(Short task) Below is a block of records: output all of them exactly and leave out the pictures.

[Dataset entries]

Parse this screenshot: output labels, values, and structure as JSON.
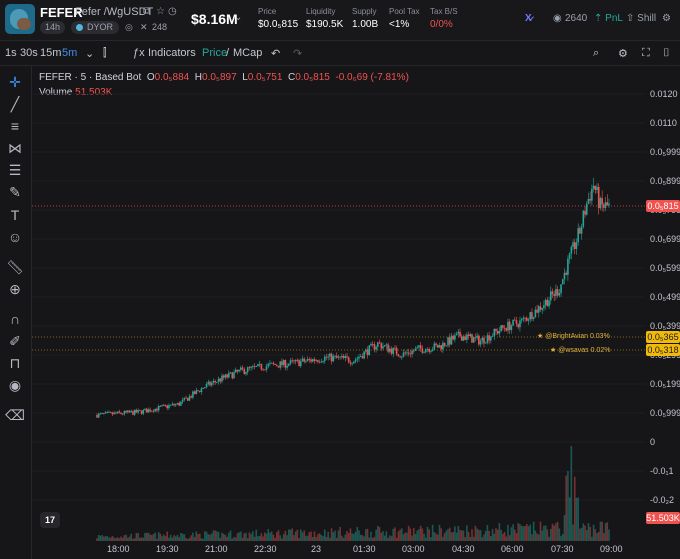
{
  "token": {
    "symbol": "FEFER",
    "pair": "Fefer /WgUSDT",
    "age": "14h",
    "dyor": "DYOR",
    "x_count": "248",
    "market_cap": "$8.16M"
  },
  "stats": [
    {
      "label": "Price",
      "value": "$0.0₅815"
    },
    {
      "label": "Liquidity",
      "value": "$190.5K"
    },
    {
      "label": "Supply",
      "value": "1.00B"
    },
    {
      "label": "Pool Tax",
      "value": "<1%"
    },
    {
      "label": "Tax B/S",
      "value": "0/0%"
    }
  ],
  "header_right": {
    "holders": "2640",
    "pnl": "PnL",
    "shill": "Shill"
  },
  "toolbar": {
    "intervals": [
      "1s",
      "30s",
      "15m",
      "5m"
    ],
    "active_interval": "5m",
    "indicators": "Indicators",
    "price": "Price",
    "sep": "/",
    "mcap": "MCap"
  },
  "legend": {
    "title": "FEFER · 5 · Based Bot",
    "o_label": "O",
    "o": "0.0₅884",
    "h_label": "H",
    "h": "0.0₅897",
    "l_label": "L",
    "l": "0.0₅751",
    "c_label": "C",
    "c": "0.0₅815",
    "change": "-0.0₆69 (-7.81%)",
    "volume_label": "Volume",
    "volume": "51.503K"
  },
  "price_axis": [
    "0.0120",
    "0.0110",
    "0.0₅999",
    "0.0₅899",
    "0.0₅799",
    "0.0₅699",
    "0.0₅599",
    "0.0₅499",
    "0.0₅399",
    "0.0₅299",
    "0.0₅199",
    "0.0₅999",
    "0",
    "-0.0₁1",
    "-0.0₂2"
  ],
  "price_labels": {
    "current": "0.0₅815",
    "bright": "0.0₅365",
    "wsavas": "0.0₅318",
    "volume": "51.503K"
  },
  "annotations": {
    "bright": "@BrightAvian 0.03%",
    "wsavas": "@wsavas 0.02%"
  },
  "time_axis": [
    "18:00",
    "19:30",
    "21:00",
    "22:30",
    "23",
    "01:30",
    "03:00",
    "04:30",
    "06:00",
    "07:30",
    "09:00"
  ],
  "colors": {
    "up": "#26a69a",
    "down": "#ef5350",
    "bg": "#161619"
  },
  "chart_data": {
    "type": "candlestick",
    "title": "FEFER · 5 · Based Bot",
    "ohlc_last": {
      "open": 8.84e-06,
      "high": 8.97e-06,
      "low": 7.51e-06,
      "close": 8.15e-06
    },
    "close_path": [
      [
        0,
        0.6
      ],
      [
        24,
        0.7
      ],
      [
        48,
        1.0
      ],
      [
        62,
        1.6
      ],
      [
        72,
        1.9
      ],
      [
        84,
        2.2
      ],
      [
        100,
        2.4
      ],
      [
        116,
        2.5
      ],
      [
        134,
        2.7
      ],
      [
        150,
        2.6
      ],
      [
        164,
        3.2
      ],
      [
        178,
        2.8
      ],
      [
        188,
        3.0
      ],
      [
        200,
        3.1
      ],
      [
        212,
        3.5
      ],
      [
        224,
        3.3
      ],
      [
        238,
        3.8
      ],
      [
        248,
        4.0
      ],
      [
        260,
        4.6
      ],
      [
        270,
        5.2
      ],
      [
        276,
        6.3
      ],
      [
        282,
        7.3
      ],
      [
        286,
        8.3
      ],
      [
        290,
        9.0
      ],
      [
        294,
        8.2
      ],
      [
        300,
        8.2
      ]
    ],
    "price_range": [
      -2.5,
      12.3
    ],
    "volume_scale": 10
  }
}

(Solution to this problem)
Parse this screenshot: output labels, values, and structure as JSON.
{
  "token": {
    "symbol": "FEFER",
    "pair": "Fefer /WgUSDT",
    "age": "14h",
    "dyor": "DYOR",
    "x_count": "248",
    "market_cap": "$8.16M"
  },
  "stats": [
    {
      "label": "Price",
      "value": "$0.0₅815"
    },
    {
      "label": "Liquidity",
      "value": "$190.5K"
    },
    {
      "label": "Supply",
      "value": "1.00B"
    },
    {
      "label": "Pool Tax",
      "value": "<1%"
    },
    {
      "label": "Tax B/S",
      "value": "0/0%"
    }
  ],
  "header_right": {
    "holders": "2640",
    "pnl": "PnL",
    "shill": "Shill"
  },
  "toolbar": {
    "intervals": [
      "1s",
      "30s",
      "15m",
      "5m"
    ],
    "active_interval": "5m",
    "indicators": "Indicators",
    "price": "Price",
    "sep": "/",
    "mcap": "MCap"
  },
  "legend": {
    "title": "FEFER · 5 · Based Bot",
    "o_label": "O",
    "o": "0.0₅884",
    "h_label": "H",
    "h": "0.0₅897",
    "l_label": "L",
    "l": "0.0₅751",
    "c_label": "C",
    "c": "0.0₅815",
    "change": "-0.0₆69 (-7.81%)",
    "volume_label": "Volume",
    "volume": "51.503K"
  },
  "price_axis": [
    "0.0120",
    "0.0110",
    "0.0₅999",
    "0.0₅899",
    "0.0₅799",
    "0.0₅699",
    "0.0₅599",
    "0.0₅499",
    "0.0₅399",
    "0.0₅299",
    "0.0₅199",
    "0.0₅999",
    "0",
    "-0.0₁1",
    "-0.0₂2"
  ],
  "price_labels": {
    "current": "0.0₅815",
    "bright": "0.0₅365",
    "wsavas": "0.0₅318",
    "volume": "51.503K"
  },
  "annotations": {
    "bright": "@BrightAvian 0.03%",
    "wsavas": "@wsavas 0.02%"
  },
  "time_axis": [
    "18:00",
    "19:30",
    "21:00",
    "22:30",
    "23",
    "01:30",
    "03:00",
    "04:30",
    "06:00",
    "07:30",
    "09:00"
  ],
  "colors": {
    "up": "#26a69a",
    "down": "#ef5350",
    "bg": "#161619"
  },
  "chart_data": {
    "type": "candlestick",
    "title": "FEFER · 5 · Based Bot",
    "ohlc_last": {
      "open": 8.84e-06,
      "high": 8.97e-06,
      "low": 7.51e-06,
      "close": 8.15e-06
    },
    "close_path": [
      [
        0,
        0.6
      ],
      [
        24,
        0.7
      ],
      [
        48,
        1.0
      ],
      [
        62,
        1.6
      ],
      [
        72,
        1.9
      ],
      [
        84,
        2.2
      ],
      [
        100,
        2.4
      ],
      [
        116,
        2.5
      ],
      [
        134,
        2.7
      ],
      [
        150,
        2.6
      ],
      [
        164,
        3.2
      ],
      [
        178,
        2.8
      ],
      [
        188,
        3.0
      ],
      [
        200,
        3.1
      ],
      [
        212,
        3.5
      ],
      [
        224,
        3.3
      ],
      [
        238,
        3.8
      ],
      [
        248,
        4.0
      ],
      [
        260,
        4.6
      ],
      [
        270,
        5.2
      ],
      [
        276,
        6.3
      ],
      [
        282,
        7.3
      ],
      [
        286,
        8.3
      ],
      [
        290,
        9.0
      ],
      [
        294,
        8.2
      ],
      [
        300,
        8.2
      ]
    ],
    "price_range": [
      -2.5,
      12.3
    ],
    "volume_scale": 10
  }
}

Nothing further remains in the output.